Data entries:
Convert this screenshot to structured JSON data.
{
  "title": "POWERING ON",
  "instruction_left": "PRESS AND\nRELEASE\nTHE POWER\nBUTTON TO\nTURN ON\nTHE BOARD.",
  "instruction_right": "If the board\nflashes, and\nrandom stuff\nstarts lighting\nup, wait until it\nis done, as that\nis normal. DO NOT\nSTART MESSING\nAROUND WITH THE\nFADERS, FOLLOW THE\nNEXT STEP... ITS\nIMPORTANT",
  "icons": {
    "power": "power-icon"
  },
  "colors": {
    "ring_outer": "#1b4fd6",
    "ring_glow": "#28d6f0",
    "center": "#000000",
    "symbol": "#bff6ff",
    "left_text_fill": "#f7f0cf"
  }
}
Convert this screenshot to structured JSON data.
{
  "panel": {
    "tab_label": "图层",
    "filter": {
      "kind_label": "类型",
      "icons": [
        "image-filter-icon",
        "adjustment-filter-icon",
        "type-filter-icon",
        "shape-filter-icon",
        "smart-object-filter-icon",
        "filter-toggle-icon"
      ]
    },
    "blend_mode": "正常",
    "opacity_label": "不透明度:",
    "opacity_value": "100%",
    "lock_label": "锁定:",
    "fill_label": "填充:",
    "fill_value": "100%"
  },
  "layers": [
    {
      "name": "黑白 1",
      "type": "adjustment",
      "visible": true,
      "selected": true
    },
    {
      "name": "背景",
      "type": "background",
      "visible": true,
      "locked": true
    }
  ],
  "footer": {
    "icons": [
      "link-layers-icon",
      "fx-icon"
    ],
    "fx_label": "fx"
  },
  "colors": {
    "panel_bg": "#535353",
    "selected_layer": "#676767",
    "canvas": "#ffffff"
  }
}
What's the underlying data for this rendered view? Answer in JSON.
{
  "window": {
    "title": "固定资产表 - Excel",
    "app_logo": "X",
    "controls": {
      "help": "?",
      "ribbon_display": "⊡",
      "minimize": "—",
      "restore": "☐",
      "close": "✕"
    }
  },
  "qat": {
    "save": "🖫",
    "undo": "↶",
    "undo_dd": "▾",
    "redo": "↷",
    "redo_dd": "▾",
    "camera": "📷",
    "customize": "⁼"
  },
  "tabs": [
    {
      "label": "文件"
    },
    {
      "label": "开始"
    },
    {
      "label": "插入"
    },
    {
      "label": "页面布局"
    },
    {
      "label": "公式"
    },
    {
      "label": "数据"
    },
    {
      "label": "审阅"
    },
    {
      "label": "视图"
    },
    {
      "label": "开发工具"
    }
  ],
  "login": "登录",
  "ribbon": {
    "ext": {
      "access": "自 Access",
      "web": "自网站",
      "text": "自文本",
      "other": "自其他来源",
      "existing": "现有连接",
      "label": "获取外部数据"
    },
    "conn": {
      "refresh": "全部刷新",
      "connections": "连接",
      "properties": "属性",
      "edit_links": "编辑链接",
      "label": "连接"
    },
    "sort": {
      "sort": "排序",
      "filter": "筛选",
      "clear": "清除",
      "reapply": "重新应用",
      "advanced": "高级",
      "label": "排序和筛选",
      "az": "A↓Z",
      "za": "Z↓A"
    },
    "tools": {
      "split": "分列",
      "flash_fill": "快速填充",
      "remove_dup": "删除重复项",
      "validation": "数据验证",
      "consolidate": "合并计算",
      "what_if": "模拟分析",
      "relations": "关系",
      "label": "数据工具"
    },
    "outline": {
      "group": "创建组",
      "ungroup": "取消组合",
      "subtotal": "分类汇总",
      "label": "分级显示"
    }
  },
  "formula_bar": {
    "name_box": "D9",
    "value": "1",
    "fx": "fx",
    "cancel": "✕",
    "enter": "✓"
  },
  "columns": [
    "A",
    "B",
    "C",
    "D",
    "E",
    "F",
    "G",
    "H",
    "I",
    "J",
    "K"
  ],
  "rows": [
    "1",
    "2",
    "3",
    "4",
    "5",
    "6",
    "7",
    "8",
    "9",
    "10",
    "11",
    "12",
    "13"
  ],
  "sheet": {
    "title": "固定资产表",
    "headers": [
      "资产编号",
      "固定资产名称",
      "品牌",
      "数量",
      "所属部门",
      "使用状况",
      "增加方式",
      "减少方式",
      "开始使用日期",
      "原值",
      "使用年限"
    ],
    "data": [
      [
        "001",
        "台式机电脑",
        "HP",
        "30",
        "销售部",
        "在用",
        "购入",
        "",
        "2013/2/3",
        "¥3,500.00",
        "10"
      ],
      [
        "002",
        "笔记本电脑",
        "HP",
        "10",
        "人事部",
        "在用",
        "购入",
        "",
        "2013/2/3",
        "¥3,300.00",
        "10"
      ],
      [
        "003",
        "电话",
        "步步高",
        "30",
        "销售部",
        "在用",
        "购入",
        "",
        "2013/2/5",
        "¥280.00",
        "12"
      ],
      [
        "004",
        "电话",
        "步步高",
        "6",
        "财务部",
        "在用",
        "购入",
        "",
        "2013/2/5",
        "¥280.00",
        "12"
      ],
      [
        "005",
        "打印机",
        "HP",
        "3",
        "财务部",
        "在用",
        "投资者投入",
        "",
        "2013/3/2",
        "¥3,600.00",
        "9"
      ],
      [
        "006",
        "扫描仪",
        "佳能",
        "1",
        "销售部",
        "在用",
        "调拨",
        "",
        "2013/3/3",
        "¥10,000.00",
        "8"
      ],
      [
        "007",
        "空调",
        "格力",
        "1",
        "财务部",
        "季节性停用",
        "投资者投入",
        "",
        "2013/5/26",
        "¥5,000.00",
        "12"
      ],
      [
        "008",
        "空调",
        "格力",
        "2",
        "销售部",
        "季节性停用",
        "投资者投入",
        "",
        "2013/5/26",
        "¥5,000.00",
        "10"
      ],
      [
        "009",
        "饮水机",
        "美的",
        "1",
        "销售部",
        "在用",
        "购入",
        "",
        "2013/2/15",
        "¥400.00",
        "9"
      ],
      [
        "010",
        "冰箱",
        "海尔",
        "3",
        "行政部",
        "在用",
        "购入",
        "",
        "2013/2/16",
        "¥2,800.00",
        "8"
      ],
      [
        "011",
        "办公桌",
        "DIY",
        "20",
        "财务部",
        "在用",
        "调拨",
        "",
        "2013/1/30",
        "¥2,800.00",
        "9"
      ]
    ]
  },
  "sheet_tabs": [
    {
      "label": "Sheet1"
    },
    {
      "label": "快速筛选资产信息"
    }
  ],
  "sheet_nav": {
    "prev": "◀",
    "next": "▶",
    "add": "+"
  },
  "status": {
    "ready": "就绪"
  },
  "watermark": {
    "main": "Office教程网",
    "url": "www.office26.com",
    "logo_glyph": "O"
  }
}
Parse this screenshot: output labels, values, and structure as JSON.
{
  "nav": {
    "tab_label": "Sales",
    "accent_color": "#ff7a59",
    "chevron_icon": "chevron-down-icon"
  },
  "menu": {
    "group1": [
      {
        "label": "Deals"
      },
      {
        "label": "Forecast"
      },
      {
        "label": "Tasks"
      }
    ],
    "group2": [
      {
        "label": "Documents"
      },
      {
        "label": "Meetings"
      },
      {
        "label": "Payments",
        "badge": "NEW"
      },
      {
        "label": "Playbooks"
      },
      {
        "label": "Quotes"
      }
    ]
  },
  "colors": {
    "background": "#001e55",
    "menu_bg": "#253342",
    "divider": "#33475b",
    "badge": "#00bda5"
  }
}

▶ **What to produce**
Tally the lines containing "true". Provide the number without any other words.

▶ **Written solution**
4